**Task prompt:** Find the string "開發負擔金을" in the records. Copy every line it appears in.

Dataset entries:
========================================================================

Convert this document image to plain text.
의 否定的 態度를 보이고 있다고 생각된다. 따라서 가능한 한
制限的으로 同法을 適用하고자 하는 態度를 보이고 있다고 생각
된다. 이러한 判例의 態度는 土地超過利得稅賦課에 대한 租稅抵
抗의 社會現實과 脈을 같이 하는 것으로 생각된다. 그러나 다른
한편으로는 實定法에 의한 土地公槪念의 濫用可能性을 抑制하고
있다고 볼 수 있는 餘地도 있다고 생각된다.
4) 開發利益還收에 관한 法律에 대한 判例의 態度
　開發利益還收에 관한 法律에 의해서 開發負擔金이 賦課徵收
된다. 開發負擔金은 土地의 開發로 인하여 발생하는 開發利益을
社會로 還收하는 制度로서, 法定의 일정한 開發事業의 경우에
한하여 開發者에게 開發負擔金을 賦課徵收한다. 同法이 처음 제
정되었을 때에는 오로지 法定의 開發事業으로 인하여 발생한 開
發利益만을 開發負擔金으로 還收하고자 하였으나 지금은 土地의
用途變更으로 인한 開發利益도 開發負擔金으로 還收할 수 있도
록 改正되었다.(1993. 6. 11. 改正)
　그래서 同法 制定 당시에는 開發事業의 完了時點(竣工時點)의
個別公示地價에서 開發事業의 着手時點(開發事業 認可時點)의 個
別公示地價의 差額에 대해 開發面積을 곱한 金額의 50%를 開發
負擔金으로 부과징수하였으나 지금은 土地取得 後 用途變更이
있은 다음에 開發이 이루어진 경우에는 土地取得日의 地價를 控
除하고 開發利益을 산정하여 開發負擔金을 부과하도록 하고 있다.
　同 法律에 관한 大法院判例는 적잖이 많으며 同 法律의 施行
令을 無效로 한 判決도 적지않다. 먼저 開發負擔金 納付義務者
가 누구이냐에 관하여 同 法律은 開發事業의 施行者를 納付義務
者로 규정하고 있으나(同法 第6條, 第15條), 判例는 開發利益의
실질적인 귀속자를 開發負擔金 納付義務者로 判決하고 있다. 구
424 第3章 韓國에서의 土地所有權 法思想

========================================================================

**Reply:**
한하여 開發者에게 開發負擔金을 賦課徵收한다. 同法이 처음 제
除하고 開發利益을 산정하여 開發負擔金을 부과하도록 하고 있다.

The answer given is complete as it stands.